[Stored data]
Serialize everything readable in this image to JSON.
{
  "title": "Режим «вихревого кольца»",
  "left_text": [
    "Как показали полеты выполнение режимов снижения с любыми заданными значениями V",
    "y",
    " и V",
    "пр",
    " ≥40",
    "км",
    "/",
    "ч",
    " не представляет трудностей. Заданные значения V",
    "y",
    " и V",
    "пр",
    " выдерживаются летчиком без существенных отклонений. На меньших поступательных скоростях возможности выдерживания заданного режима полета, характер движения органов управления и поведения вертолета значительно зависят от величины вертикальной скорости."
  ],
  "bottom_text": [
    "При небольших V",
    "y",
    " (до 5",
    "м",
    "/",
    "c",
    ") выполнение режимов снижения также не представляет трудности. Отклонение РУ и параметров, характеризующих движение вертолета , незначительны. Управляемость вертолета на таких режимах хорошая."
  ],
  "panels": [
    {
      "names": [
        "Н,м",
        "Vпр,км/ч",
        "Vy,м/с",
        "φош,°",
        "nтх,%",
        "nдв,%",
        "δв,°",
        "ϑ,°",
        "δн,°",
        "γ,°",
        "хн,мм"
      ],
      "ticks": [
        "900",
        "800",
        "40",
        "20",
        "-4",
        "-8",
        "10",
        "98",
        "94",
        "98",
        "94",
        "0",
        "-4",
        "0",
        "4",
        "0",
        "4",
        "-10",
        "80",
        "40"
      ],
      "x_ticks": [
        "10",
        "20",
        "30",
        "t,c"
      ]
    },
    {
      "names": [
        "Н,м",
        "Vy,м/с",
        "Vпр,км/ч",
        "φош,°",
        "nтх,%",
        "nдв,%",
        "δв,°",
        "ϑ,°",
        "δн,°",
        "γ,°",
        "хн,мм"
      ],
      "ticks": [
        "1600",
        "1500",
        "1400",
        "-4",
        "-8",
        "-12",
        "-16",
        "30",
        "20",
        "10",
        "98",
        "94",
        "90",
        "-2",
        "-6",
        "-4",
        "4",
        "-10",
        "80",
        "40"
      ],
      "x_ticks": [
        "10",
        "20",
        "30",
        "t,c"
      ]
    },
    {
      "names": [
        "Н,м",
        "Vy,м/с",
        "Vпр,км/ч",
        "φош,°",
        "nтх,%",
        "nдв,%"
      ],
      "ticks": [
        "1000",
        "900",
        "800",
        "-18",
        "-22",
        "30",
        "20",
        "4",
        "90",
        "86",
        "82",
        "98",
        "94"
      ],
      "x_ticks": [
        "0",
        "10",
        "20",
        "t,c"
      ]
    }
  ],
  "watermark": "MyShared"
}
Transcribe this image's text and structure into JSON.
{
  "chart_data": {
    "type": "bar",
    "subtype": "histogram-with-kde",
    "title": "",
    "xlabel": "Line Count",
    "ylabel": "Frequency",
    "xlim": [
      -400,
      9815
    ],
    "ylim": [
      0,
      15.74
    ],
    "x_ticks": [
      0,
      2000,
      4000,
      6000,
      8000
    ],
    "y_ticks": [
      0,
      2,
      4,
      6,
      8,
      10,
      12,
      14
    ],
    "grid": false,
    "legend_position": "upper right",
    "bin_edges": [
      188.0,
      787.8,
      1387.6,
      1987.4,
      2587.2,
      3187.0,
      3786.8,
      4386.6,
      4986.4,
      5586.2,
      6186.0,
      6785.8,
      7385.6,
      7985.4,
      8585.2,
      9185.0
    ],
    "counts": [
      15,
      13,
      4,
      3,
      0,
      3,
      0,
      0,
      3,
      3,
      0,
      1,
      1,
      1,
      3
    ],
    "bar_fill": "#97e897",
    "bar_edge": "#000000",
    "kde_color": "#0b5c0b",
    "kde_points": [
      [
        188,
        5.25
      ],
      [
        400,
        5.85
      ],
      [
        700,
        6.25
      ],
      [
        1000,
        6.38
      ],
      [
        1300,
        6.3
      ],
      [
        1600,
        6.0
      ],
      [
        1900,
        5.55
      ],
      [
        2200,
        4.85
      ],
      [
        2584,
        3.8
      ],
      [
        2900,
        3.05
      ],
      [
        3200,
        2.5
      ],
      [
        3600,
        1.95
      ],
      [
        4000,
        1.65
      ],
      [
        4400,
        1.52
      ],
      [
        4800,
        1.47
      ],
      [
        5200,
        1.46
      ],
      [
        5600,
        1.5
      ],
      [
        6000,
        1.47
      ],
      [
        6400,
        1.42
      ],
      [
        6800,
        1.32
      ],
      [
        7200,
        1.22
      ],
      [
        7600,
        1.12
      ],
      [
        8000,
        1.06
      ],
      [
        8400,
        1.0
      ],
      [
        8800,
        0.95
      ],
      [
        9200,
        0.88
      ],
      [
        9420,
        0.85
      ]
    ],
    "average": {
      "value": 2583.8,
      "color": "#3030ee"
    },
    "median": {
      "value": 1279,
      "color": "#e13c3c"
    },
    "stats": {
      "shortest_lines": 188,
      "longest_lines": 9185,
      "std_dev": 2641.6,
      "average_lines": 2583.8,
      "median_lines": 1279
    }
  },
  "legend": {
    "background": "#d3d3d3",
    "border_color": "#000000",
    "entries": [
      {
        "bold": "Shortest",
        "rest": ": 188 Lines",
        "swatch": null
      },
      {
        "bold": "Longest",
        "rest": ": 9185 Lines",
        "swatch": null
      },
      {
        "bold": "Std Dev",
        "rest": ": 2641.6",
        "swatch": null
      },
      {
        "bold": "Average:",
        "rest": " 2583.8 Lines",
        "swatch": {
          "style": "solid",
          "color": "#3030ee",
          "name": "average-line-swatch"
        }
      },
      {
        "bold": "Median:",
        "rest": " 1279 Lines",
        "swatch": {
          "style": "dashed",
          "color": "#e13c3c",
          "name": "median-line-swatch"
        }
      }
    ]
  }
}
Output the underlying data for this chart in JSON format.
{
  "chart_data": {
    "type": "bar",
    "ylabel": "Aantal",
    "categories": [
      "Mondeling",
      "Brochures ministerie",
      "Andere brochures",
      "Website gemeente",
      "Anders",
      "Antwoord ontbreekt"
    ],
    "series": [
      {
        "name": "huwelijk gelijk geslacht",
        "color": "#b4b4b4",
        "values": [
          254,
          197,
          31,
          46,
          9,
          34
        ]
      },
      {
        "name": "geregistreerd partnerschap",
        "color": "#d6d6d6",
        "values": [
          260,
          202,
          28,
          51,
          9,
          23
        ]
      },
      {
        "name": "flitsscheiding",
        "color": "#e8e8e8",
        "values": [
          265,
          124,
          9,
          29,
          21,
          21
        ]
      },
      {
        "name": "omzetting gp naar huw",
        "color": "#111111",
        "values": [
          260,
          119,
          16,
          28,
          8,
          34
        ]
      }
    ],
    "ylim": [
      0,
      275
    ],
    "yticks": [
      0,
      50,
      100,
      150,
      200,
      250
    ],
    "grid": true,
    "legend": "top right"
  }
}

» WHAT NEEDS TO BE DONE: Your task is to reproduce, exactly and exclusively, the lines from the one holding "Output the underlying" through the final line of the listing.

» RESULT BELOW:
Output the underlying data for this chart in JSON format.
{
  "chart_data": {
    "type": "bar",
    "ylabel": "Aantal",
    "categories": [
      "Mondeling",
      "Brochures ministerie",
      "Andere brochures",
      "Website gemeente",
      "Anders",
      "Antwoord ontbreekt"
    ],
    "series": [
      {
        "name": "huwelijk gelijk geslacht",
        "color": "#b4b4b4",
        "values": [
          254,
          197,
          31,
          46,
          9,
          34
        ]
      },
      {
        "name": "geregistreerd partnerschap",
        "color": "#d6d6d6",
        "values": [
          260,
          202,
          28,
          51,
          9,
          23
        ]
      },
      {
        "name": "flitsscheiding",
        "color": "#e8e8e8",
        "values": [
          265,
          124,
          9,
          29,
          21,
          21
        ]
      },
      {
        "name": "omzetting gp naar huw",
        "color": "#111111",
        "values": [
          260,
          119,
          16,
          28,
          8,
          34
        ]
      }
    ],
    "ylim": [
      0,
      275
    ],
    "yticks": [
      0,
      50,
      100,
      150,
      200,
      250
    ],
    "grid": true,
    "legend": "top right"
  }
}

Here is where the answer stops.